• [WHAT THE EXERCISE ASKS]
Without the pictures, return all of the material exactly as written.

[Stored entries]
● ● ● ● ● ● ●

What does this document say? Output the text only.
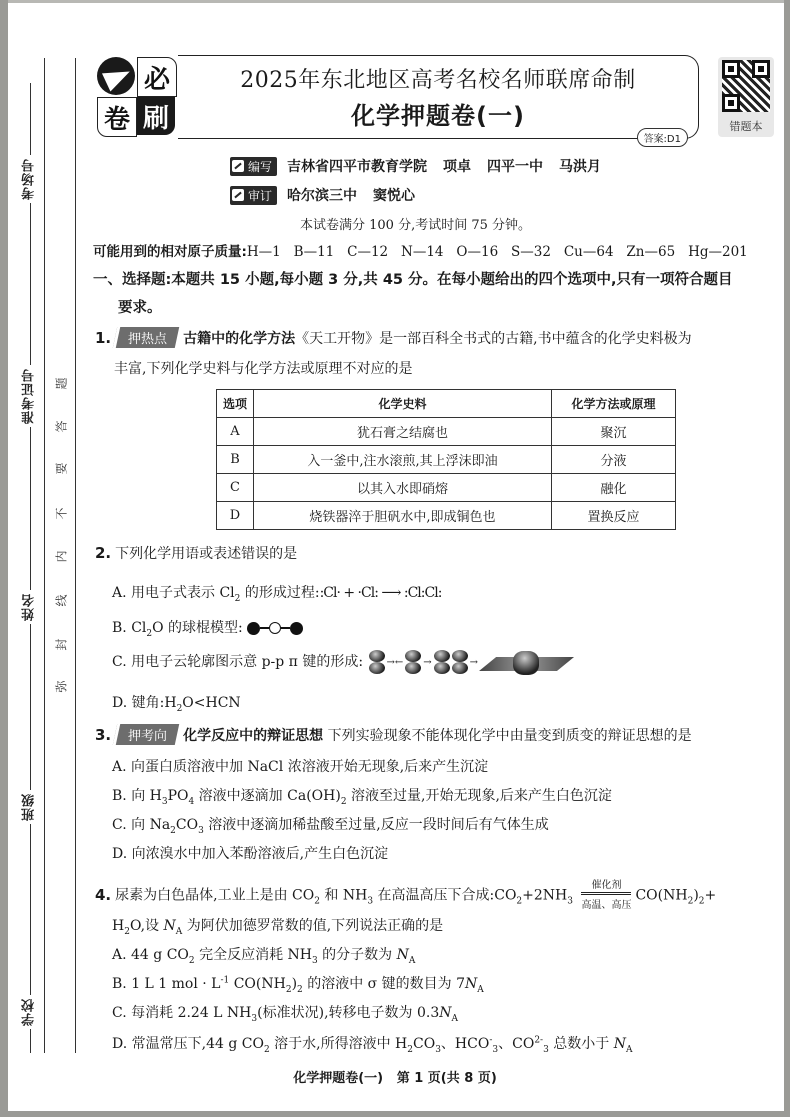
考场号
准考证号
姓名
班级
学校
答
题
要
不
内
线
封
弥
必
卷 刷
2025年东北地区高考名校名师联席命制
化学押题卷(一)
答案:D1
错题本
编写 吉林省四平市教育学院 项卓 四平一中 马洪月
审订 哈尔滨三中 窦悦心
本试卷满分 100 分,考试时间 75 分钟。
可能用到的相对原子质量:H—1 B—11 C—12 N—14 O—16 S—32 Cu—64 Zn—65 Hg—201
一、选择题:本题共 15 小题,每小题 3 分,共 45 分。在每小题给出的四个选项中,只有一项符合题目
要求。
1. 押热点 古籍中的化学方法《天工开物》是一部百科全书式的古籍,书中蕴含的化学史料极为
丰富,下列化学史料与化学方法或原理不对应的是
选项	化学史料	化学方法或原理
A	犹石膏之结腐也	聚沉
B	入一釜中,注水滚煎,其上浮沫即油	分液
C	以其入水即硝熔	融化
D	烧铁器淬于胆矾水中,即成铜色也	置换反应
2. 下列化学用语或表述错误的是
A. 用电子式表示 $Cl_2$ 的形成过程::Cl· + ·Cl: ⟶ :Cl:Cl:
B. $Cl_2O$ 的球棍模型:
C. 用电子云轮廓图示意 p-p π 键的形成: →← →	→
D. 键角$:H_2O<HCN$
3. 押考向 化学反应中的辩证思想 下列实验现象不能体现化学中由量变到质变的辩证思想的是
A. 向蛋白质溶液中加 NaCl 浓溶液开始无现象,后来产生沉淀
B. 向 $H_3PO_4$ 溶液中逐滴加 $Ca(OH)_2$ 溶液至过量,开始无现象,后来产生白色沉淀
C. 向 $Na_2CO_3$ 溶液中逐滴加稀盐酸至过量,反应一段时间后有气体生成
D. 向浓溴水中加入苯酚溶液后,产生白色沉淀
4. 尿素为白色晶体,工业上是由 $CO_2$ 和 $NH_3$ 在高温高压下合成$:CO_2+2NH_3$
催化剂
高温、高压
$CO(NH_2)_2+$
$H_2O$,设 $N_A$ 为阿伏加德罗常数的值,下列说法正确的是
A. 44 g $CO_2$ 完全反应消耗 $NH_3$ 的分子数为 $N_A$
B. 1 L 1 mol · $L^{-1}$ $CO(NH_2)_2$ 的溶液中 σ 键的数目为 $7N_A$
C. 每消耗 2.24 L $NH_3$(标准状况),转移电子数为 $0.3N_A$
D. 常温常压下,44 g $CO_2$ 溶于水,所得溶液中 $H_2CO_3$、$HCO^-_3$、$CO^{2-}_3$ 总数小于 $N_A$
化学押题卷(一) 第 1 页(共 8 页)
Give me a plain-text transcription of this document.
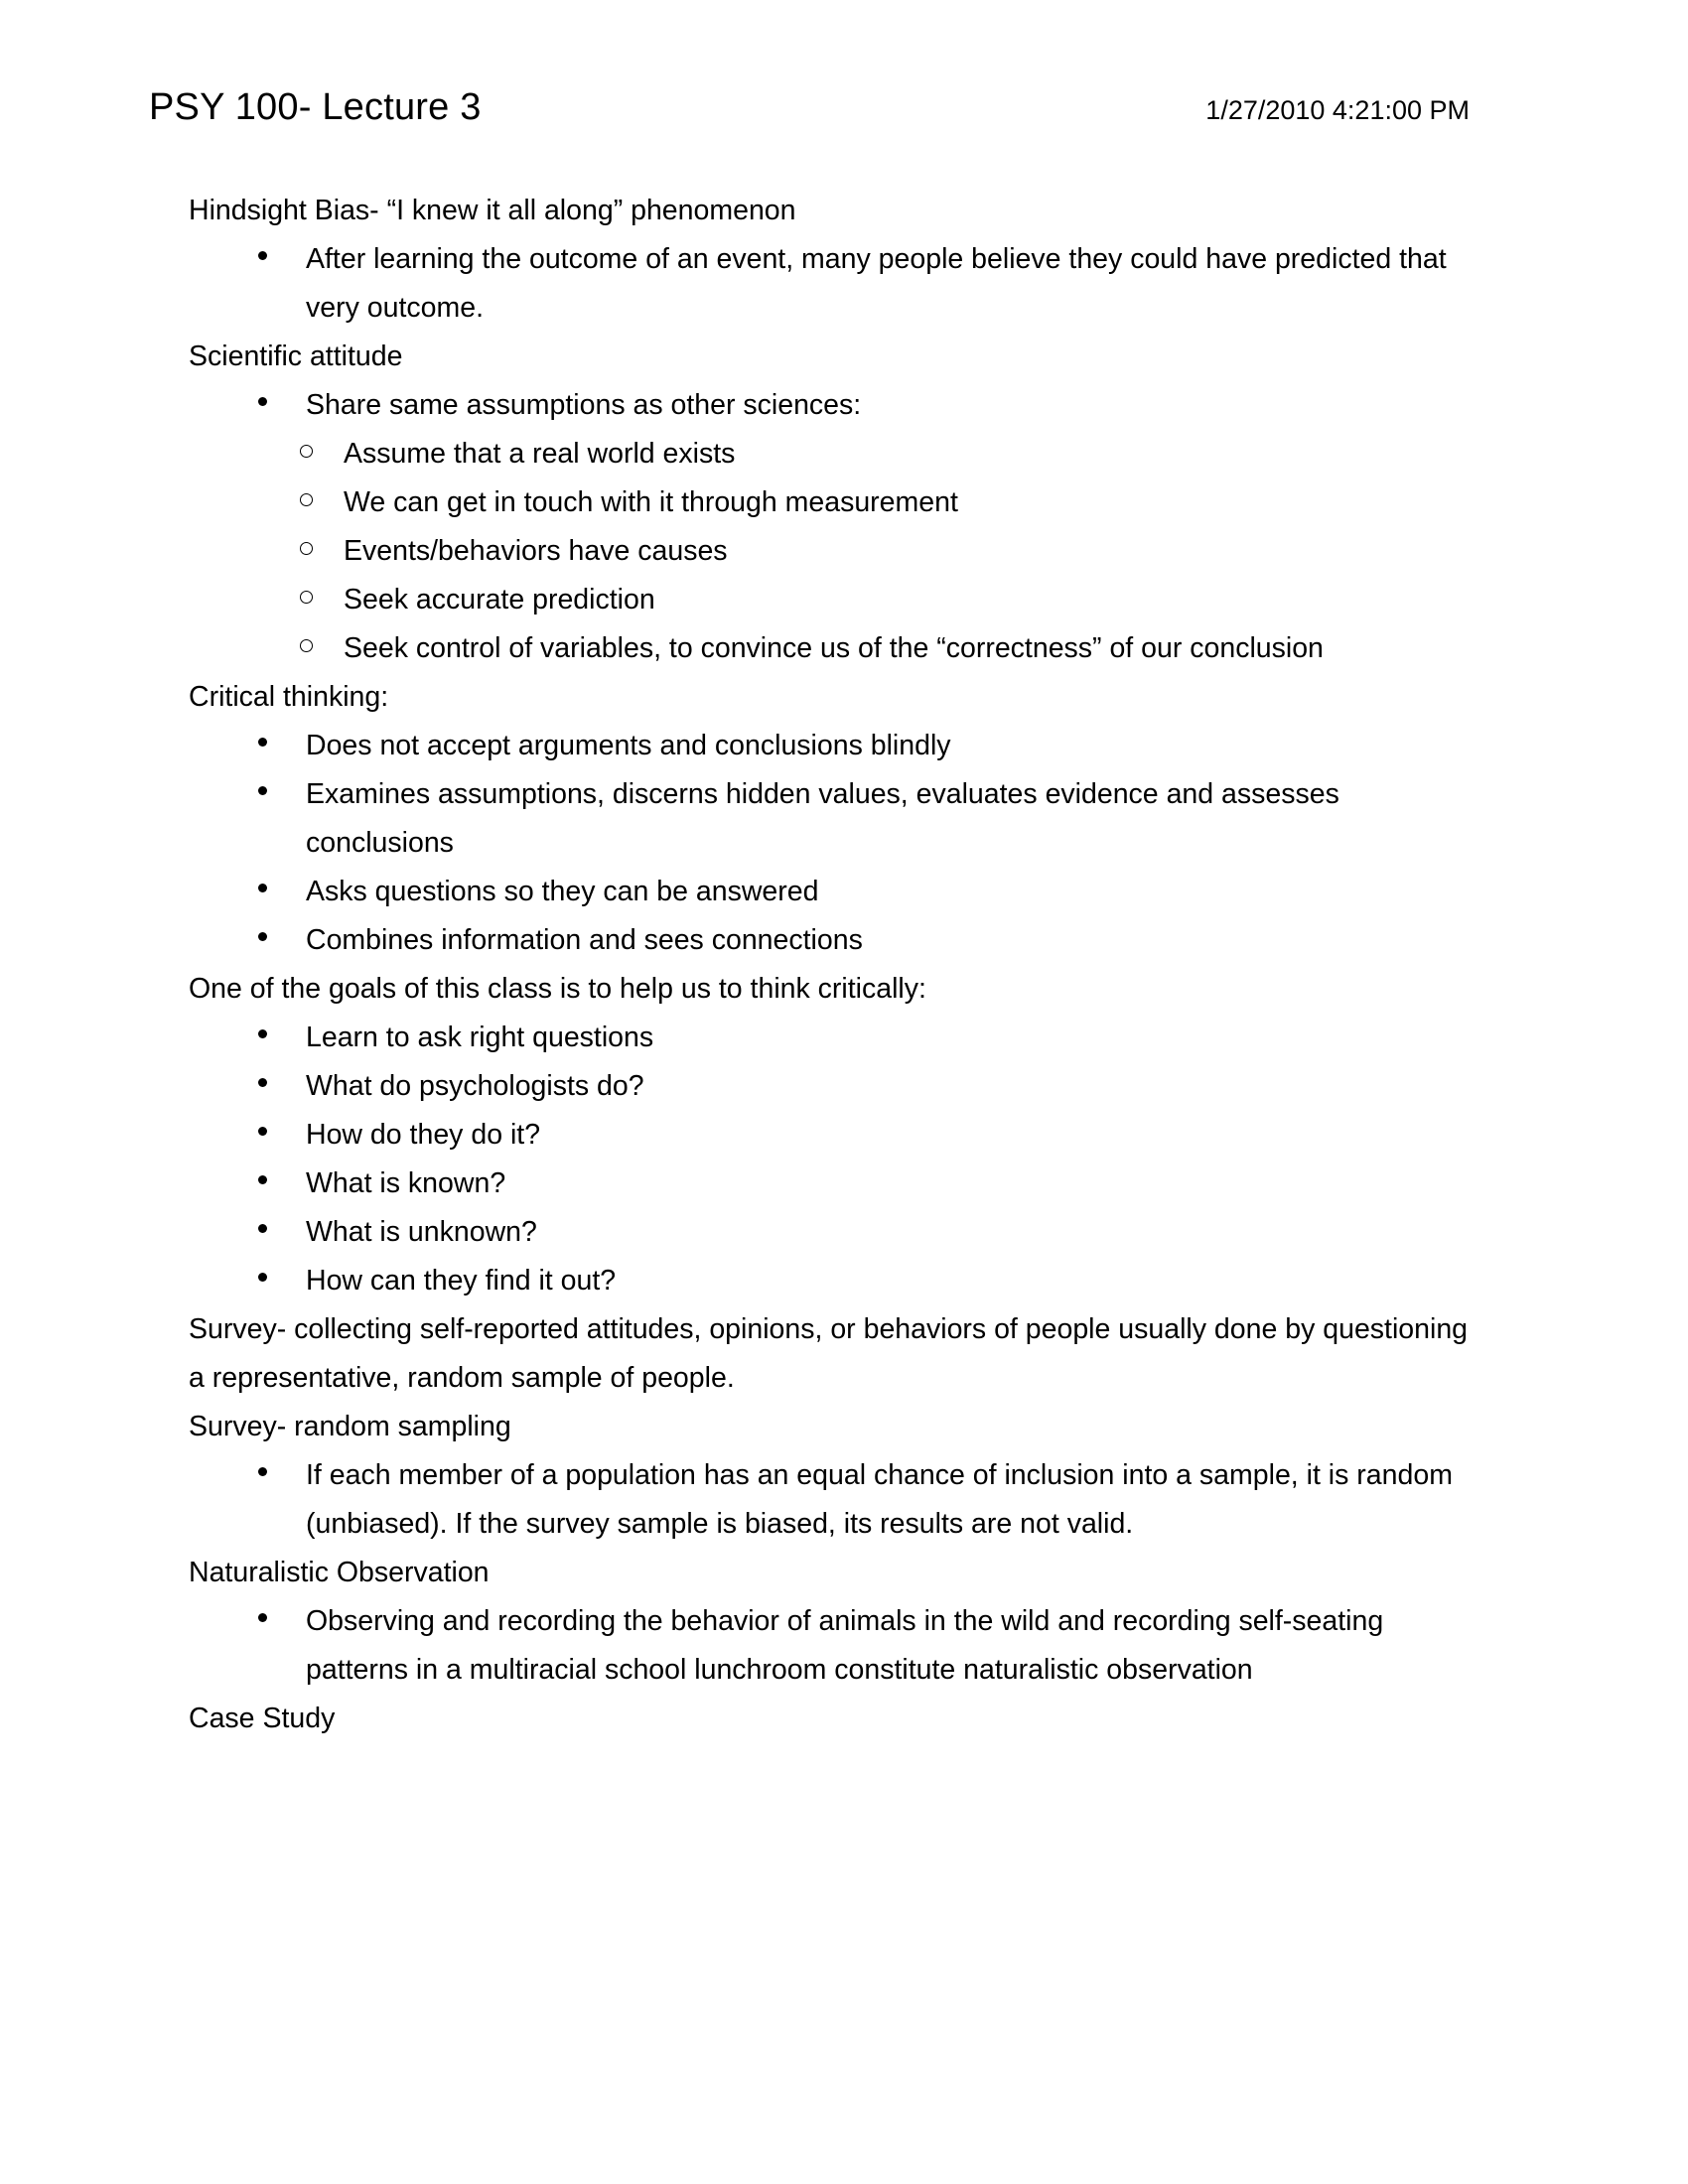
PSY 100- Lecture 3	1/27/2010 4:21:00 PM
Hindsight Bias- “I knew it all along” phenomenon
After learning the outcome of an event, many people believe they could have predicted that very outcome.
Scientific attitude
Share same assumptions as other sciences:
Assume that a real world exists
We can get in touch with it through measurement
Events/behaviors have causes
Seek accurate prediction
Seek control of variables, to convince us of the “correctness” of our conclusion
Critical thinking:
Does not accept arguments and conclusions blindly
Examines assumptions, discerns hidden values, evaluates evidence and assesses conclusions
Asks questions so they can be answered
Combines information and sees connections
One of the goals of this class is to help us to think critically:
Learn to ask right questions
What do psychologists do?
How do they do it?
What is known?
What is unknown?
How can they find it out?
Survey- collecting self-reported attitudes, opinions, or behaviors of people usually done by questioning a representative, random sample of people.
Survey- random sampling
If each member of a population has an equal chance of inclusion into a sample, it is random (unbiased). If the survey sample is biased, its results are not valid.
Naturalistic Observation
Observing and recording the behavior of animals in the wild and recording self-seating patterns in a multiracial school lunchroom constitute naturalistic observation
Case Study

● ● ● ● ● ● ●

• [WRITTEN RESPONSE]
What does this document say? Output the text only.
考场号
准考证号
姓名
班级
学校
答
题
要
不
内
线
封
弥
必
卷 刷
2025年东北地区高考名校名师联席命制
化学押题卷(一)
答案:D1
错题本
编写 吉林省四平市教育学院 项卓 四平一中 马洪月
审订 哈尔滨三中 窦悦心
本试卷满分 100 分,考试时间 75 分钟。
可能用到的相对原子质量:H—1 B—11 C—12 N—14 O—16 S—32 Cu—64 Zn—65 Hg—201
一、选择题:本题共 15 小题,每小题 3 分,共 45 分。在每小题给出的四个选项中,只有一项符合题目
要求。
1. 押热点 古籍中的化学方法《天工开物》是一部百科全书式的古籍,书中蕴含的化学史料极为
丰富,下列化学史料与化学方法或原理不对应的是
选项	化学史料	化学方法或原理
A	犹石膏之结腐也	聚沉
B	入一釜中,注水滚煎,其上浮沫即油	分液
C	以其入水即硝熔	融化
D	烧铁器淬于胆矾水中,即成铜色也	置换反应
2. 下列化学用语或表述错误的是
A. 用电子式表示 $Cl_2$ 的形成过程::Cl· + ·Cl: ⟶ :Cl:Cl:
B. $Cl_2O$ 的球棍模型:
C. 用电子云轮廓图示意 p-p π 键的形成: →← →	→
D. 键角$:H_2O<HCN$
3. 押考向 化学反应中的辩证思想 下列实验现象不能体现化学中由量变到质变的辩证思想的是
A. 向蛋白质溶液中加 NaCl 浓溶液开始无现象,后来产生沉淀
B. 向 $H_3PO_4$ 溶液中逐滴加 $Ca(OH)_2$ 溶液至过量,开始无现象,后来产生白色沉淀
C. 向 $Na_2CO_3$ 溶液中逐滴加稀盐酸至过量,反应一段时间后有气体生成
D. 向浓溴水中加入苯酚溶液后,产生白色沉淀
4. 尿素为白色晶体,工业上是由 $CO_2$ 和 $NH_3$ 在高温高压下合成$:CO_2+2NH_3$
催化剂
高温、高压
$CO(NH_2)_2+$
$H_2O$,设 $N_A$ 为阿伏加德罗常数的值,下列说法正确的是
A. 44 g $CO_2$ 完全反应消耗 $NH_3$ 的分子数为 $N_A$
B. 1 L 1 mol · $L^{-1}$ $CO(NH_2)_2$ 的溶液中 σ 键的数目为 $7N_A$
C. 每消耗 2.24 L $NH_3$(标准状况),转移电子数为 $0.3N_A$
D. 常温常压下,44 g $CO_2$ 溶于水,所得溶液中 $H_2CO_3$、$HCO^-_3$、$CO^{2-}_3$ 总数小于 $N_A$
化学押题卷(一) 第 1 页(共 8 页)
Give me a plain-text transcription of this document.
PSY 100- Lecture 3	1/27/2010 4:21:00 PM
Hindsight Bias- “I knew it all along” phenomenon
After learning the outcome of an event, many people believe they could have predicted that very outcome.
Scientific attitude
Share same assumptions as other sciences:
Assume that a real world exists
We can get in touch with it through measurement
Events/behaviors have causes
Seek accurate prediction
Seek control of variables, to convince us of the “correctness” of our conclusion
Critical thinking:
Does not accept arguments and conclusions blindly
Examines assumptions, discerns hidden values, evaluates evidence and assesses conclusions
Asks questions so they can be answered
Combines information and sees connections
One of the goals of this class is to help us to think critically:
Learn to ask right questions
What do psychologists do?
How do they do it?
What is known?
What is unknown?
How can they find it out?
Survey- collecting self-reported attitudes, opinions, or behaviors of people usually done by questioning a representative, random sample of people.
Survey- random sampling
If each member of a population has an equal chance of inclusion into a sample, it is random (unbiased). If the survey sample is biased, its results are not valid.
Naturalistic Observation
Observing and recording the behavior of animals in the wild and recording self-seating patterns in a multiracial school lunchroom constitute naturalistic observation
Case Study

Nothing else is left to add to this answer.